[Extracted records]

********************

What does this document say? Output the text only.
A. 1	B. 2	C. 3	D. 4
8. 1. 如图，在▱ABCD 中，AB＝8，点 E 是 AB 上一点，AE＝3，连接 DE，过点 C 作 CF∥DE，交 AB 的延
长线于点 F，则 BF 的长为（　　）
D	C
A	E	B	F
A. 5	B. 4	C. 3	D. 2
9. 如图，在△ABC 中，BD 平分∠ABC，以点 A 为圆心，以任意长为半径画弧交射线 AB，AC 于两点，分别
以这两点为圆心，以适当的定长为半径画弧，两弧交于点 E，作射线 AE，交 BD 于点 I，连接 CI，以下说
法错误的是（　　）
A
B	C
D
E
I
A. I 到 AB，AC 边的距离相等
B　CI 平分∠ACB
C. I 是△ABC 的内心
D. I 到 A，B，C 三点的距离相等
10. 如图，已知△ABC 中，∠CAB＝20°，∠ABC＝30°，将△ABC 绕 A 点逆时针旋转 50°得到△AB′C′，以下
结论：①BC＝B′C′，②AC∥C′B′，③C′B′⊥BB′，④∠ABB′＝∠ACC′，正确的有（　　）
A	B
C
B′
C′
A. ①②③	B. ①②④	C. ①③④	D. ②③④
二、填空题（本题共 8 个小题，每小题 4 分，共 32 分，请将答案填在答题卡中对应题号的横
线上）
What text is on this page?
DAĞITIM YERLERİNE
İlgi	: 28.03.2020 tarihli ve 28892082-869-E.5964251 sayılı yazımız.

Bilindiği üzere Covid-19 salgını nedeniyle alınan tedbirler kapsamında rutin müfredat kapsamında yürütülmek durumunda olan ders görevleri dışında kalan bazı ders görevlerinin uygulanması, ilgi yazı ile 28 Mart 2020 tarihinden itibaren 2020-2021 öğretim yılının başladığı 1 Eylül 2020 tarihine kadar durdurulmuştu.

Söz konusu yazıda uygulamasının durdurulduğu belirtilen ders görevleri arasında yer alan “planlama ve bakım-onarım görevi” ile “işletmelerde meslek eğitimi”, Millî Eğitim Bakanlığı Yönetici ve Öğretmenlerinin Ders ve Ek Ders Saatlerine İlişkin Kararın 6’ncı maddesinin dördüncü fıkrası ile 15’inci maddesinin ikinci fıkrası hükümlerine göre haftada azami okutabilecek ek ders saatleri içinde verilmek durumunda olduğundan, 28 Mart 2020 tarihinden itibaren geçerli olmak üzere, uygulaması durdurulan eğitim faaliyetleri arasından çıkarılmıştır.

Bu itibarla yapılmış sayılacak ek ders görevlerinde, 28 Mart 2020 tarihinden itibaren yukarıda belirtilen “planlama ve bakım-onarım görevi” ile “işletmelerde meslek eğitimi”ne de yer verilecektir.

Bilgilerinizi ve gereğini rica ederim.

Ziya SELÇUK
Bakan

********************

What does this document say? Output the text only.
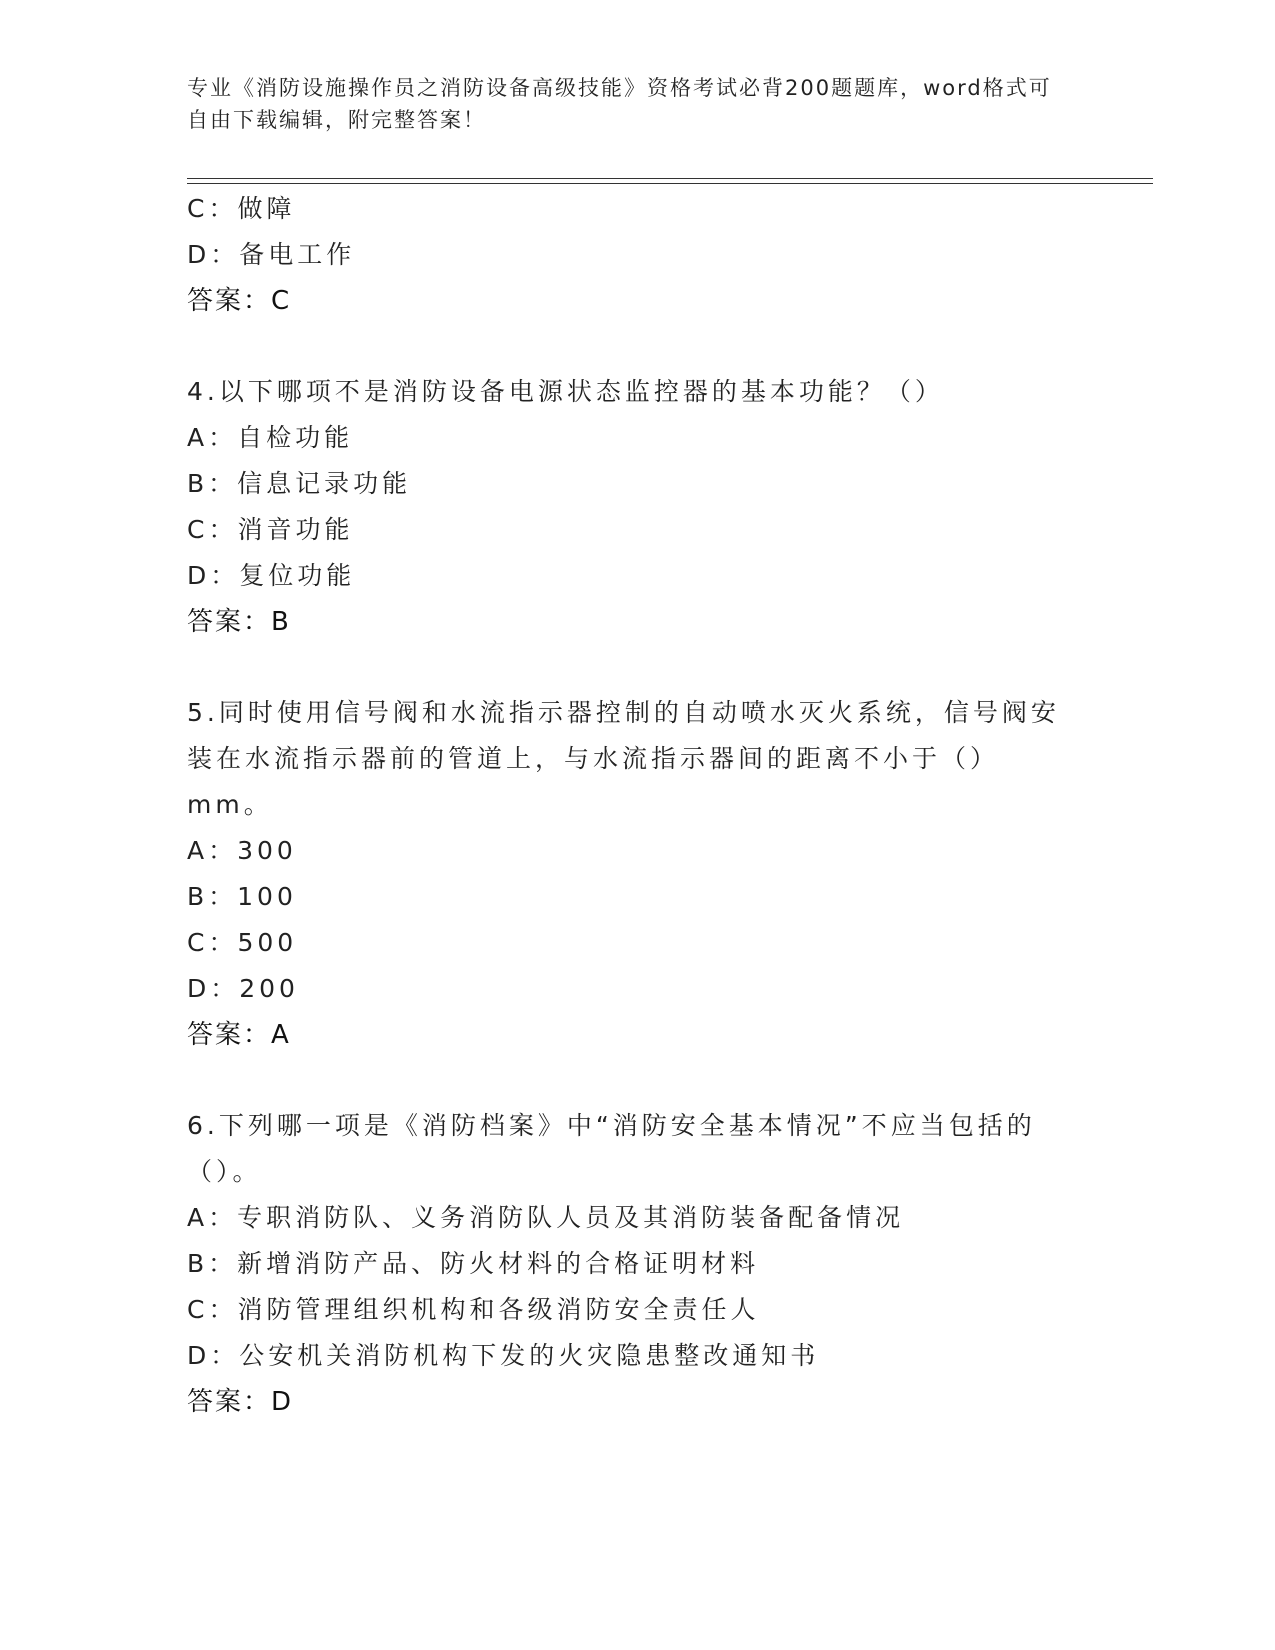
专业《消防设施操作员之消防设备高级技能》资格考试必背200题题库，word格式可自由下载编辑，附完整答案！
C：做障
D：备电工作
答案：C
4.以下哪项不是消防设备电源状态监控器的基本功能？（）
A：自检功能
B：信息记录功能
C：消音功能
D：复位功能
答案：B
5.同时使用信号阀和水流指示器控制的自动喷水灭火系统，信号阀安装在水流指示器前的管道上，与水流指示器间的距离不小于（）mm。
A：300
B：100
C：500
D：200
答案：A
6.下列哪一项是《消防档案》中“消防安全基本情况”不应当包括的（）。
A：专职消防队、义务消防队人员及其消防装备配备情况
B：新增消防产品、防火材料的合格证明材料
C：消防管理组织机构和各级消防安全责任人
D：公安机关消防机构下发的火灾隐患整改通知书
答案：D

********************

Short exercise - Tally how many lines of the material contain the word "onarım". The answer must be the number and nothing else.

Solved exercise - 2